### Problem description
Without including any images, reproduce each entry exactly.

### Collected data
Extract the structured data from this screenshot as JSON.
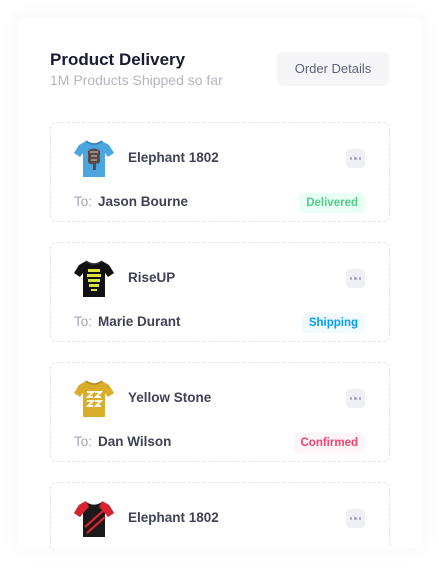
{
  "header": {
    "title": "Product Delivery",
    "subtitle": "1M Products Shipped so far",
    "button_label": "Order Details"
  },
  "to_label": "To:",
  "orders": [
    {
      "product": "Elephant 1802",
      "recipient": "Jason Bourne",
      "status": "Delivered",
      "status_color": "#50cd89",
      "status_bg": "#e8fff3",
      "shirt_icon": "blue-tshirt-elephant-print"
    },
    {
      "product": "RiseUP",
      "recipient": "Marie Durant",
      "status": "Shipping",
      "status_color": "#009ef7",
      "status_bg": "#f1faff",
      "shirt_icon": "black-tshirt-riseup-print"
    },
    {
      "product": "Yellow Stone",
      "recipient": "Dan Wilson",
      "status": "Confirmed",
      "status_color": "#f1416c",
      "status_bg": "#fff5f8",
      "shirt_icon": "yellow-tshirt-print"
    },
    {
      "product": "Elephant 1802",
      "shirt_icon": "red-black-sport-jersey"
    }
  ]
}
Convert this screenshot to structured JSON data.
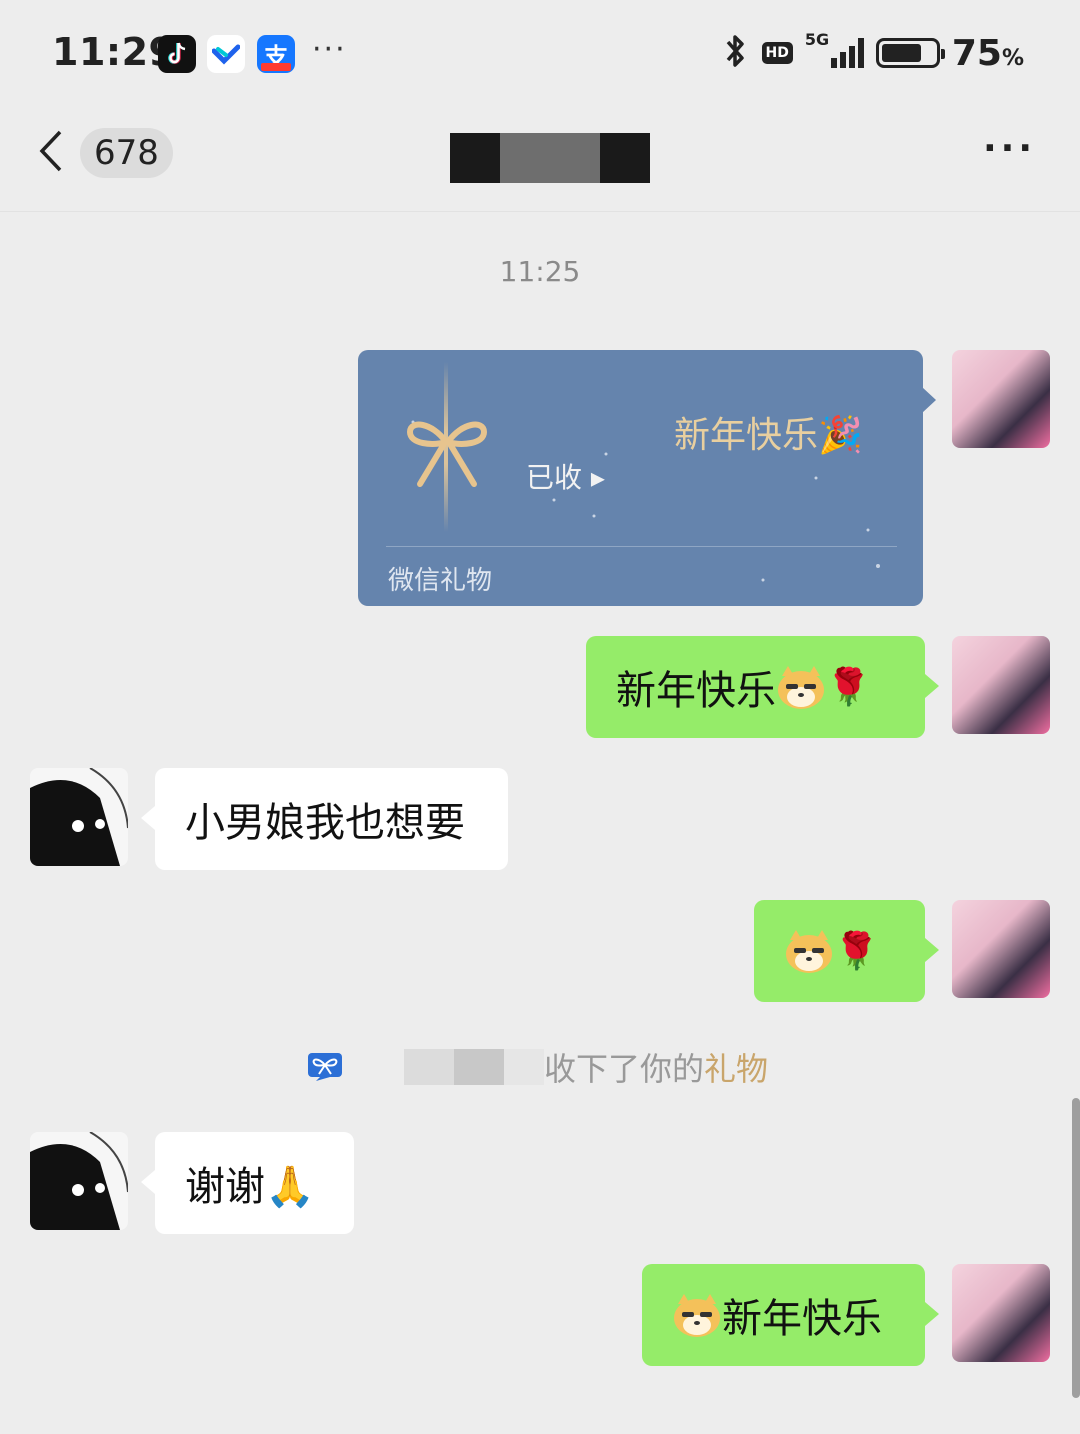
{
  "status_bar": {
    "time": "11:29",
    "notification_apps": [
      "tiktok-icon",
      "feishu-icon",
      "alipay-icon"
    ],
    "more": "···",
    "network": "5G",
    "hd": "HD",
    "battery_level": 0.75,
    "battery_value": "75",
    "battery_unit": "%"
  },
  "nav": {
    "unread_count": "678",
    "more": "···"
  },
  "chat": {
    "timestamp": "11:25",
    "gift_card": {
      "greeting": "新年快乐🎉",
      "status": "已收 ▸",
      "footer": "微信礼物"
    },
    "messages": [
      {
        "from": "me",
        "text": "新年快乐"
      },
      {
        "from": "friend",
        "text": "小男娘我也想要"
      },
      {
        "from": "me",
        "text": ""
      },
      {
        "from": "friend",
        "text": "谢谢🙏"
      },
      {
        "from": "me",
        "text": "新年快乐"
      }
    ],
    "notice": {
      "text": "收下了你的",
      "gift_word": "礼物"
    }
  },
  "colors": {
    "my_bubble": "#95ec69",
    "friend_bubble": "#ffffff",
    "gift_card": "#6584ad",
    "background": "#ededed"
  }
}
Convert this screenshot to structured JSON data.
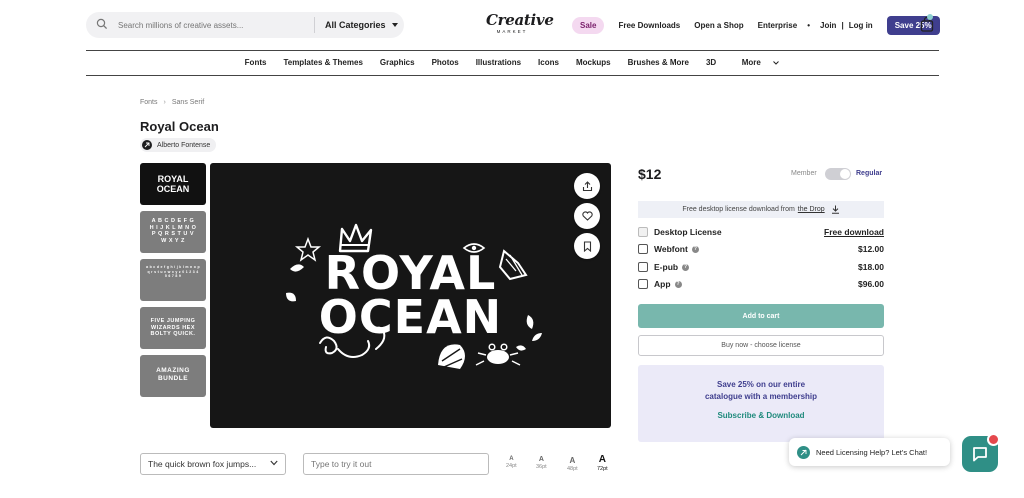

### Task solution
Extract the structured data from this screenshot as JSON.
{
  "header": {
    "title": "Product Delivery",
    "subtitle": "1M Products Shipped so far",
    "button_label": "Order Details"
  },
  "to_label": "To:",
  "orders": [
    {
      "product": "Elephant 1802",
      "recipient": "Jason Bourne",
      "status": "Delivered",
      "status_color": "#50cd89",
      "status_bg": "#e8fff3",
      "shirt_icon": "blue-tshirt-elephant-print"
    },
    {
      "product": "RiseUP",
      "recipient": "Marie Durant",
      "status": "Shipping",
      "status_color": "#009ef7",
      "status_bg": "#f1faff",
      "shirt_icon": "black-tshirt-riseup-print"
    },
    {
      "product": "Yellow Stone",
      "recipient": "Dan Wilson",
      "status": "Confirmed",
      "status_color": "#f1416c",
      "status_bg": "#fff5f8",
      "shirt_icon": "yellow-tshirt-print"
    },
    {
      "product": "Elephant 1802",
      "shirt_icon": "red-black-sport-jersey"
    }
  ]
}
Convert this screenshot to structured JSON data.
{
  "status_bar": {
    "time": "11:29",
    "notification_apps": [
      "tiktok-icon",
      "feishu-icon",
      "alipay-icon"
    ],
    "more": "···",
    "network": "5G",
    "hd": "HD",
    "battery_level": 0.75,
    "battery_value": "75",
    "battery_unit": "%"
  },
  "nav": {
    "unread_count": "678",
    "more": "···"
  },
  "chat": {
    "timestamp": "11:25",
    "gift_card": {
      "greeting": "新年快乐🎉",
      "status": "已收 ▸",
      "footer": "微信礼物"
    },
    "messages": [
      {
        "from": "me",
        "text": "新年快乐"
      },
      {
        "from": "friend",
        "text": "小男娘我也想要"
      },
      {
        "from": "me",
        "text": ""
      },
      {
        "from": "friend",
        "text": "谢谢🙏"
      },
      {
        "from": "me",
        "text": "新年快乐"
      }
    ],
    "notice": {
      "text": "收下了你的",
      "gift_word": "礼物"
    }
  },
  "colors": {
    "my_bubble": "#95ec69",
    "friend_bubble": "#ffffff",
    "gift_card": "#6584ad",
    "background": "#ededed"
  }
}
Convert this screenshot to structured JSON data.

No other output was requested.